Aim.
Copy out all lines where "sind" appears.

☆ ☆ ☆ ☆

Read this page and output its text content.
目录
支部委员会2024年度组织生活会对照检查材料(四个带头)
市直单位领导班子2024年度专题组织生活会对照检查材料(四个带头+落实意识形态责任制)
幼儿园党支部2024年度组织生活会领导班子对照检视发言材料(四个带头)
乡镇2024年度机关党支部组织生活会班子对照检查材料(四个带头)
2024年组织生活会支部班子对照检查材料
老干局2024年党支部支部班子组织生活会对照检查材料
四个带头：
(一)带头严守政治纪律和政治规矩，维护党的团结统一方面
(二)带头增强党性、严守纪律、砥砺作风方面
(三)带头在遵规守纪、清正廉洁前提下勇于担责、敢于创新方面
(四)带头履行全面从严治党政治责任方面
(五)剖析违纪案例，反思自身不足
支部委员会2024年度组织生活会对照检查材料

☆ ☆ ☆ ☆

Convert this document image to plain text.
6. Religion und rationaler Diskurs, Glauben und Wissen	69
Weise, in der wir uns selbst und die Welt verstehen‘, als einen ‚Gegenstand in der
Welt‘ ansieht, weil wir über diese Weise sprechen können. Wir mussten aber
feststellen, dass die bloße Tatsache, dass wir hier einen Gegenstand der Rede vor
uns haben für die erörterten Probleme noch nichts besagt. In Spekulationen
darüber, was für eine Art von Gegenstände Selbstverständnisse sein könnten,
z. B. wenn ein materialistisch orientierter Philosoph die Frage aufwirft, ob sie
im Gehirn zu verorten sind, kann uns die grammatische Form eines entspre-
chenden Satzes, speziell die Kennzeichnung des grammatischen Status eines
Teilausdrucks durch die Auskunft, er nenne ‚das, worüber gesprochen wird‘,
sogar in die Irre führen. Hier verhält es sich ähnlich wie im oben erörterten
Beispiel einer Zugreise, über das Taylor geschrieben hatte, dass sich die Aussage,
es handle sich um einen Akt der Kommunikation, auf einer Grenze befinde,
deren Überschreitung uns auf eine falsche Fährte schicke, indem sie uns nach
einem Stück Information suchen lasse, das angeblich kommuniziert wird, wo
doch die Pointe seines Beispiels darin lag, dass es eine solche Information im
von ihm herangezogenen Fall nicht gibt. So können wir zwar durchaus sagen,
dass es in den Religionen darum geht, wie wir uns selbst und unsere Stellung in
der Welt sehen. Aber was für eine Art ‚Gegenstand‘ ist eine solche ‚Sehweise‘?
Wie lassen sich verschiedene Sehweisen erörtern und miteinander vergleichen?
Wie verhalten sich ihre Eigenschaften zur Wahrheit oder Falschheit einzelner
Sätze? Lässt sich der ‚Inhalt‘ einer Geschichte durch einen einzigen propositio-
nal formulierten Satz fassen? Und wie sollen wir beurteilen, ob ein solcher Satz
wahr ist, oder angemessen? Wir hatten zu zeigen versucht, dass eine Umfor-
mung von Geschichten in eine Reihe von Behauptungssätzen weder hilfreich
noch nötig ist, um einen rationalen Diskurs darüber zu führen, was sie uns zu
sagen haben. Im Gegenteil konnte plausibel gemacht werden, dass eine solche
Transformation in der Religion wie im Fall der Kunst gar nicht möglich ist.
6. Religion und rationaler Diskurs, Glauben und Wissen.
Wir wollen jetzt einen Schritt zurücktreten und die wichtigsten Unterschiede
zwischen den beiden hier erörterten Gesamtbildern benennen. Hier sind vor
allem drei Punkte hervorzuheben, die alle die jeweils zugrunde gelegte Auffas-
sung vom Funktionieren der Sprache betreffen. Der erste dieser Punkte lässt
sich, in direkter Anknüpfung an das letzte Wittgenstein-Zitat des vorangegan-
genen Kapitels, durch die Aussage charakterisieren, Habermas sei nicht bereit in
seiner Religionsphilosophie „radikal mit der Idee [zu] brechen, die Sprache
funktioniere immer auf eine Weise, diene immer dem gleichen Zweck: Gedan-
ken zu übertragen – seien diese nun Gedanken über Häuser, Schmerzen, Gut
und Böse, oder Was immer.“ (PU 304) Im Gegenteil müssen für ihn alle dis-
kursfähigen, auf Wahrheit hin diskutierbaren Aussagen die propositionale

☆ ☆ ☆ ☆

Exercise result.
im Gehirn zu verorten sind, kann uns die grammatische Form eines entspre-
zwischen den beiden hier erörterten Gesamtbildern benennen. Hier sind vor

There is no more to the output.